Data taken from a collection
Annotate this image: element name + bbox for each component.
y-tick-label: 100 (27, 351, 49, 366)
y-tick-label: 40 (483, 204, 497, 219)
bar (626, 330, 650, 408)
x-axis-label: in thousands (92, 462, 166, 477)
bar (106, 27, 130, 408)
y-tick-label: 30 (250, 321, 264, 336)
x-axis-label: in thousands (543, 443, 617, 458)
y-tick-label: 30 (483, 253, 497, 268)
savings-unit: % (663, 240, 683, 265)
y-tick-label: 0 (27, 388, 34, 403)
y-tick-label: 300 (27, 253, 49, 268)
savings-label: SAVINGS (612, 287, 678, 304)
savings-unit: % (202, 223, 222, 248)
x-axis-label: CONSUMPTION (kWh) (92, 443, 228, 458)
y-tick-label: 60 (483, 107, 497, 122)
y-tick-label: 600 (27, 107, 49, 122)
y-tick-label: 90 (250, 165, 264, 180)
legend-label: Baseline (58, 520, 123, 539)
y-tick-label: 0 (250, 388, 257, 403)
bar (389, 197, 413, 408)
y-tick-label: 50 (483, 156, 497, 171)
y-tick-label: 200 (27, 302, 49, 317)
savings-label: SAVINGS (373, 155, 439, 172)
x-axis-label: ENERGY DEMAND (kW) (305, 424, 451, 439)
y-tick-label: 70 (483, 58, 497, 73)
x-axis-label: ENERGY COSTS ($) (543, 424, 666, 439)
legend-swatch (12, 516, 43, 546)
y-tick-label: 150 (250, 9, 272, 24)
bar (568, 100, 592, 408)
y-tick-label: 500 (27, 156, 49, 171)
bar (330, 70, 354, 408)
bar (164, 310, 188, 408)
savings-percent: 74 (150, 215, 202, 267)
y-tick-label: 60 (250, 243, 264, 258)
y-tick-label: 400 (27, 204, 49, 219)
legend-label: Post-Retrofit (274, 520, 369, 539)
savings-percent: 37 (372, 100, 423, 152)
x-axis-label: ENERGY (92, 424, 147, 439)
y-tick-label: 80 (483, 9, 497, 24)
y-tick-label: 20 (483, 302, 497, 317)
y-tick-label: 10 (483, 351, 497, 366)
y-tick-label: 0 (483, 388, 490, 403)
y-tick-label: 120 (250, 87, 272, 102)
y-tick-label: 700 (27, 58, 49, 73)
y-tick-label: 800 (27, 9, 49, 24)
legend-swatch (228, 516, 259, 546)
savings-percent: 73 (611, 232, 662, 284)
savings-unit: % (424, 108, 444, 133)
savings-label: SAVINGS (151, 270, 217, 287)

# Exercise aim
Reproduce these lines exactly as they appear.

# Result of this exercise
Annotate this image: element name + bbox for each component.
y-tick-label: 100 (27, 351, 49, 366)
y-tick-label: 40 (483, 204, 497, 219)
bar (626, 330, 650, 408)
x-axis-label: in thousands (92, 462, 166, 477)
bar (106, 27, 130, 408)
y-tick-label: 30 (250, 321, 264, 336)
x-axis-label: in thousands (543, 443, 617, 458)
y-tick-label: 30 (483, 253, 497, 268)
savings-unit: % (663, 240, 683, 265)
y-tick-label: 0 (27, 388, 34, 403)
y-tick-label: 300 (27, 253, 49, 268)
savings-label: SAVINGS (612, 287, 678, 304)
savings-unit: % (202, 223, 222, 248)
x-axis-label: CONSUMPTION (kWh) (92, 443, 228, 458)
y-tick-label: 60 (483, 107, 497, 122)
y-tick-label: 600 (27, 107, 49, 122)
y-tick-label: 90 (250, 165, 264, 180)
legend-label: Baseline (58, 520, 123, 539)
y-tick-label: 0 (250, 388, 257, 403)
bar (389, 197, 413, 408)
y-tick-label: 50 (483, 156, 497, 171)
y-tick-label: 200 (27, 302, 49, 317)
savings-label: SAVINGS (373, 155, 439, 172)
x-axis-label: ENERGY DEMAND (kW) (305, 424, 451, 439)
y-tick-label: 70 (483, 58, 497, 73)
x-axis-label: ENERGY COSTS ($) (543, 424, 666, 439)
legend-swatch (12, 516, 43, 546)
y-tick-label: 150 (250, 9, 272, 24)
bar (568, 100, 592, 408)
y-tick-label: 500 (27, 156, 49, 171)
bar (330, 70, 354, 408)
bar (164, 310, 188, 408)
savings-percent: 74 (150, 215, 202, 267)
y-tick-label: 60 (250, 243, 264, 258)
y-tick-label: 400 (27, 204, 49, 219)
legend-label: Post-Retrofit (274, 520, 369, 539)
savings-percent: 37 (372, 100, 423, 152)
x-axis-label: ENERGY (92, 424, 147, 439)
y-tick-label: 80 (483, 9, 497, 24)
y-tick-label: 20 (483, 302, 497, 317)
y-tick-label: 10 (483, 351, 497, 366)
y-tick-label: 0 (483, 388, 490, 403)
y-tick-label: 120 (250, 87, 272, 102)
y-tick-label: 700 (27, 58, 49, 73)
y-tick-label: 800 (27, 9, 49, 24)
legend-swatch (228, 516, 259, 546)
savings-percent: 73 (611, 232, 662, 284)
savings-unit: % (424, 108, 444, 133)
savings-label: SAVINGS (151, 270, 217, 287)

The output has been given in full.